Written instruction 1 » Set down verbatim the stretch of the plat approval ordinance from "Submit a preliminary" through "have been secured.".

Submit a preliminary plat to all authorities required by Sections 111 to 119 of Act 288 of the Michigan Public Acts of 1967.
2.
Submit to the City Clerk a list of all such authorities certifying that such list shows all authorities as required by Sections 111 to 119.
3.
Submit to the City Clerk all approved copies of the preliminary plat after all of the necessary approvals have been secured.
Upon receipt of all of the necessary approved copies of the preliminary plat the City Clerk shall forward the same to the City Engineer and the City Planning Director for their review. The City Engineer and the City Planning Director shall advise the City Planning Commission and the City Commission whether such preliminary plat meets all of the conditions for approval set forth in the tentative approval of the preliminary plat by the City Commission. If all such conditions have been met, the City Commission shall grant final approval of the preliminary plat. The City Commission shall take action either granting final approval or rejecting the preliminary plat within twenty (20) days of its submission to the City Clerk. The City Commission shall instruct the City Clerk to notify the proprietor of approval or rejection in writing, and if rejected, to give reasons. All proceedings hereunder shall be noted by the City Clerk in the minutes of the meeting and shall be open for inspection. Final approval of the preliminary plat under this Section shall confer upon the proprietor for a period of two (2) years from the date of approval, the conditional right that the general terms and conditions under which preliminary approval was granted will not be changed. The two-year period may be extended if applied for by the proprietor and granted by the City Commission in writing. If such an extension is granted, the City Commission shall direct the City Clerk to send written notice of such extension to the other approving authorities as listed on the list submitted by the proprietor pursuant to Section 5.332(a)(2) hereof.
(Ord. No. 69-85, 11-18-69)
(1)

Recorded information »
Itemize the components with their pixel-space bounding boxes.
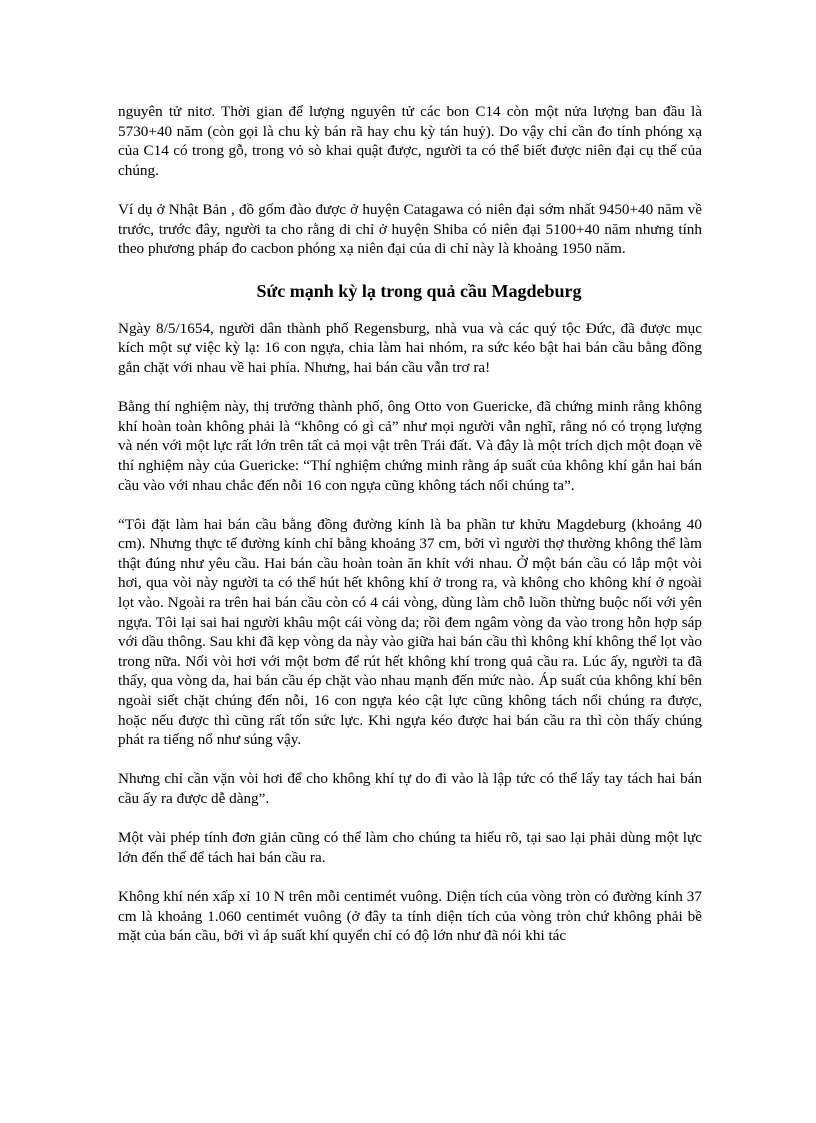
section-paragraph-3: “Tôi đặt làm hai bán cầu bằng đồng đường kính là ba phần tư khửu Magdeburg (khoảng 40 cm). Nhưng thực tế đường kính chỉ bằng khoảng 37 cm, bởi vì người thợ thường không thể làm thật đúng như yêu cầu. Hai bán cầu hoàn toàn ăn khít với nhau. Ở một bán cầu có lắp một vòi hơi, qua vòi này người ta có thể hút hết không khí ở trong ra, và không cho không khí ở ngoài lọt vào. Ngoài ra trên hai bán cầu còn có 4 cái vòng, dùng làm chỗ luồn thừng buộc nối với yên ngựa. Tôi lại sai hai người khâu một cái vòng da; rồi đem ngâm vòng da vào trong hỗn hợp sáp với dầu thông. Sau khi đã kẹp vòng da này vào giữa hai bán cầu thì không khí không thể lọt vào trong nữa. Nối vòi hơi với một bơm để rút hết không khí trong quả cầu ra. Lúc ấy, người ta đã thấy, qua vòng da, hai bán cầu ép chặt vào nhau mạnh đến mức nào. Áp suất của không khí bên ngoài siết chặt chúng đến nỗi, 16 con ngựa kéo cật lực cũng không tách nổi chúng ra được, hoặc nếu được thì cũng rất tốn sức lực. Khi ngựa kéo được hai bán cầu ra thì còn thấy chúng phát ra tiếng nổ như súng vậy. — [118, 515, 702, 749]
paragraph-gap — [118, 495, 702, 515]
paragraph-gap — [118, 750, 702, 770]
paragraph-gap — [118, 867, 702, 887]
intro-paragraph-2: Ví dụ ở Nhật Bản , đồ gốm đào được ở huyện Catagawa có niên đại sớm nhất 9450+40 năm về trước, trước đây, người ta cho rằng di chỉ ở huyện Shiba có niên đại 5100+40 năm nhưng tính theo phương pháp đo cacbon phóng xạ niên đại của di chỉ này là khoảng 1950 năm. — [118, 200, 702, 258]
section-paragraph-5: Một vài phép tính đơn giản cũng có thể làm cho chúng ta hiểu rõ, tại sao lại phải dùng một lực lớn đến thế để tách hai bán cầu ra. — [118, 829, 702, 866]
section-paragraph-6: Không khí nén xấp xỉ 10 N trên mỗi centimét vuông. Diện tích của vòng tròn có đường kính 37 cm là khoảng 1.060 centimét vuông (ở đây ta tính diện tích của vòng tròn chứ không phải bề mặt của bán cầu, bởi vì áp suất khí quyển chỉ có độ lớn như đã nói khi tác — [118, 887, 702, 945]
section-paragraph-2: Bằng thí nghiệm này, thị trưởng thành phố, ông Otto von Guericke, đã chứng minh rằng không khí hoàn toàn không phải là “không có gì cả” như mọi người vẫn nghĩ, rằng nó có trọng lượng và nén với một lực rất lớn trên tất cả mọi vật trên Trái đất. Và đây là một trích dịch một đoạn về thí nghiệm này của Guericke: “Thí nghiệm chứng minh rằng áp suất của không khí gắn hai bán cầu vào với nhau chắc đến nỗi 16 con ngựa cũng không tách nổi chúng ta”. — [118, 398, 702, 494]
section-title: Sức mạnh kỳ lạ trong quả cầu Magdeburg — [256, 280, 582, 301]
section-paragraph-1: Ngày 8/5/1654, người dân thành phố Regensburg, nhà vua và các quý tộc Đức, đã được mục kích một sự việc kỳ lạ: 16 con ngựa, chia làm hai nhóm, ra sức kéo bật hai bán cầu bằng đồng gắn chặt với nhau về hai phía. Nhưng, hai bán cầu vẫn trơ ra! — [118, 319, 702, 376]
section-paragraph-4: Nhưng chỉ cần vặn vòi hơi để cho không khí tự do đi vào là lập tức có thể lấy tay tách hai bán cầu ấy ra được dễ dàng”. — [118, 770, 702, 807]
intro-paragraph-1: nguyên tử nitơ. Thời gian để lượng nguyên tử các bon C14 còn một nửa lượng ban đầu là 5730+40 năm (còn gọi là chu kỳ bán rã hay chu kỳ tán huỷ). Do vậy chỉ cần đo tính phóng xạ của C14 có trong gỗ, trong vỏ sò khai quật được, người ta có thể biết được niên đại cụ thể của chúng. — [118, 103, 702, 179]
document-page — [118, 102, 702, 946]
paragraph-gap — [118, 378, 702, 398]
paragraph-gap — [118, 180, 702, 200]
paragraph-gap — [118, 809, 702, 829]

--

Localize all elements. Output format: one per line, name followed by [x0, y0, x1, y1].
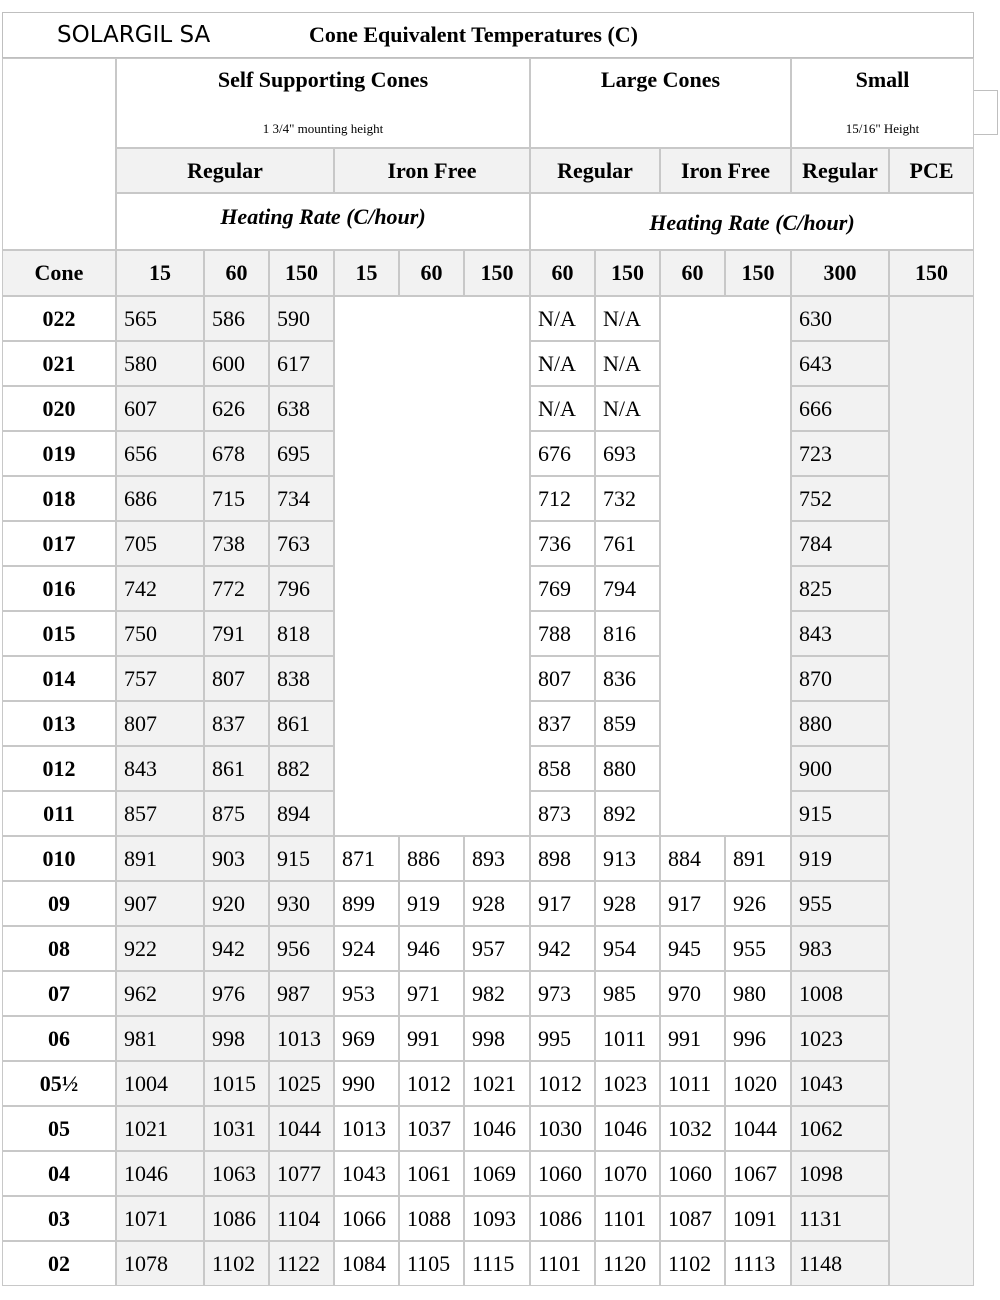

--

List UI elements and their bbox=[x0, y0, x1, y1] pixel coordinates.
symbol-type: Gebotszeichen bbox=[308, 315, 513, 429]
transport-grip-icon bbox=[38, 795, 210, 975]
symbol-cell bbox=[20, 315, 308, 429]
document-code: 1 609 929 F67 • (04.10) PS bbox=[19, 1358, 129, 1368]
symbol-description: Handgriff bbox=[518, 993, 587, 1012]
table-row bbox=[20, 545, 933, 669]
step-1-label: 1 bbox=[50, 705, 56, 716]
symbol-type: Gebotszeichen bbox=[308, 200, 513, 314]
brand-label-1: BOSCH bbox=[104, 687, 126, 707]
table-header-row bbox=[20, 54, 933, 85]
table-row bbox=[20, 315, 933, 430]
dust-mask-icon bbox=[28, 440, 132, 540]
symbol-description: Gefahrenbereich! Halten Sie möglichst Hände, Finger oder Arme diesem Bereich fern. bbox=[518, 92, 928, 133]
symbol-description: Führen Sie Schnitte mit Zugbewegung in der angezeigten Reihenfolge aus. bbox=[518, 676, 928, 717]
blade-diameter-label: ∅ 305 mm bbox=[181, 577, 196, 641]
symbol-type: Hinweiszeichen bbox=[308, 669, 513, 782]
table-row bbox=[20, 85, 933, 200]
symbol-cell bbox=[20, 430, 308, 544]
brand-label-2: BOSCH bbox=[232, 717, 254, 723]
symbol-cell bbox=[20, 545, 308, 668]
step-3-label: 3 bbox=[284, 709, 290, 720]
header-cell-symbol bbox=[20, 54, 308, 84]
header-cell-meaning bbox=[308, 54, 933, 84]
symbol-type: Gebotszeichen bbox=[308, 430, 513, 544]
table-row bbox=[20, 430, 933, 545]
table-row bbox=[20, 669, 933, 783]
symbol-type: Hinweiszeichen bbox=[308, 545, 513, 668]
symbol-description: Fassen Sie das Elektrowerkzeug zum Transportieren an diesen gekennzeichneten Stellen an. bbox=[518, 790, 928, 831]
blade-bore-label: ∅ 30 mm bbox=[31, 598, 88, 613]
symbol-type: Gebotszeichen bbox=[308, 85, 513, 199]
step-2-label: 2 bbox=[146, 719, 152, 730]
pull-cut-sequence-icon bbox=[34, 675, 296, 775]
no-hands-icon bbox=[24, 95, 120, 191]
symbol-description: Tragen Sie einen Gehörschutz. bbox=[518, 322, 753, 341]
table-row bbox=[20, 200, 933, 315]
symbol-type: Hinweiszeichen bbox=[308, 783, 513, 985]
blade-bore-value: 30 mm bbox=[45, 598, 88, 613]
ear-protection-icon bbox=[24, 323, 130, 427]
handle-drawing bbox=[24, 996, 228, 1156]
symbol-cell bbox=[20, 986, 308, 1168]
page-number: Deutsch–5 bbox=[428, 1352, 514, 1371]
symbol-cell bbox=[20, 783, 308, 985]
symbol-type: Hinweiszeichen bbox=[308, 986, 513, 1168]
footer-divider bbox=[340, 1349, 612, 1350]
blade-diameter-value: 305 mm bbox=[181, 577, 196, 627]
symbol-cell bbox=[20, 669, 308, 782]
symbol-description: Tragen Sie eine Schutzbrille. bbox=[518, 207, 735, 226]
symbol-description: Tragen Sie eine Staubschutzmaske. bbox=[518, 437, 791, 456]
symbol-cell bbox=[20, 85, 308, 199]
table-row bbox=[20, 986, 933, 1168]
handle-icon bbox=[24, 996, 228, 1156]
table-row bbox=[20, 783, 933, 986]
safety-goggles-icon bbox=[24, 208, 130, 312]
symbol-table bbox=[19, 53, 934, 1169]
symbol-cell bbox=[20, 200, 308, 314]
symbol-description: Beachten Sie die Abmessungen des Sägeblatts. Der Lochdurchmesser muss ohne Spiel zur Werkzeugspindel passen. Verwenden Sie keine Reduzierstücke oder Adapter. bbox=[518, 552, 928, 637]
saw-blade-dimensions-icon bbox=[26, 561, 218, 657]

Written instruction 2 » Rewrite the stretch of the records from the line that contains "List UI elements" through the line that contains "blade-diameter-label: ∅ 305" as a JSON list of strings, one string per line, leaving out blank lines.

Final result 1 »
Submit a preliminary plat to all authorities required by Sections 111 to 119 of Act 288 of the Michigan Public Acts of 1967.
2.
Submit to the City Clerk a list of all such authorities certifying that such list shows all authorities as required by Sections 111 to 119.
3.
Submit to the City Clerk all approved copies of the preliminary plat after all of the necessary approvals have been secured.

Final result 2 »
[
  "List UI elements and their bbox=[x0, y0, x1, y1] pixel coordinates.",
  "symbol-type: Gebotszeichen bbox=[308, 315, 513, 429]",
  "transport-grip-icon bbox=[38, 795, 210, 975]",
  "symbol-cell bbox=[20, 315, 308, 429]",
  "document-code: 1 609 929 F67 • (04.10) PS bbox=[19, 1358, 129, 1368]",
  "symbol-description: Handgriff bbox=[518, 993, 587, 1012]",
  "table-row bbox=[20, 545, 933, 669]",
  "step-1-label: 1 bbox=[50, 705, 56, 716]",
  "symbol-type: Gebotszeichen bbox=[308, 200, 513, 314]",
  "brand-label-1: BOSCH bbox=[104, 687, 126, 707]",
  "table-header-row bbox=[20, 54, 933, 85]",
  "table-row bbox=[20, 315, 933, 430]",
  "dust-mask-icon bbox=[28, 440, 132, 540]",
  "symbol-description: Gefahrenbereich! Halten Sie möglichst Hände, Finger oder Arme diesem Bereich fern. bbox=[518, 92, 928, 133]",
  "symbol-description: Führen Sie Schnitte mit Zugbewegung in der angezeigten Reihenfolge aus. bbox=[518, 676, 928, 717]",
  "blade-diameter-label: ∅ 305 mm bbox=[181, 577, 196, 641]"
]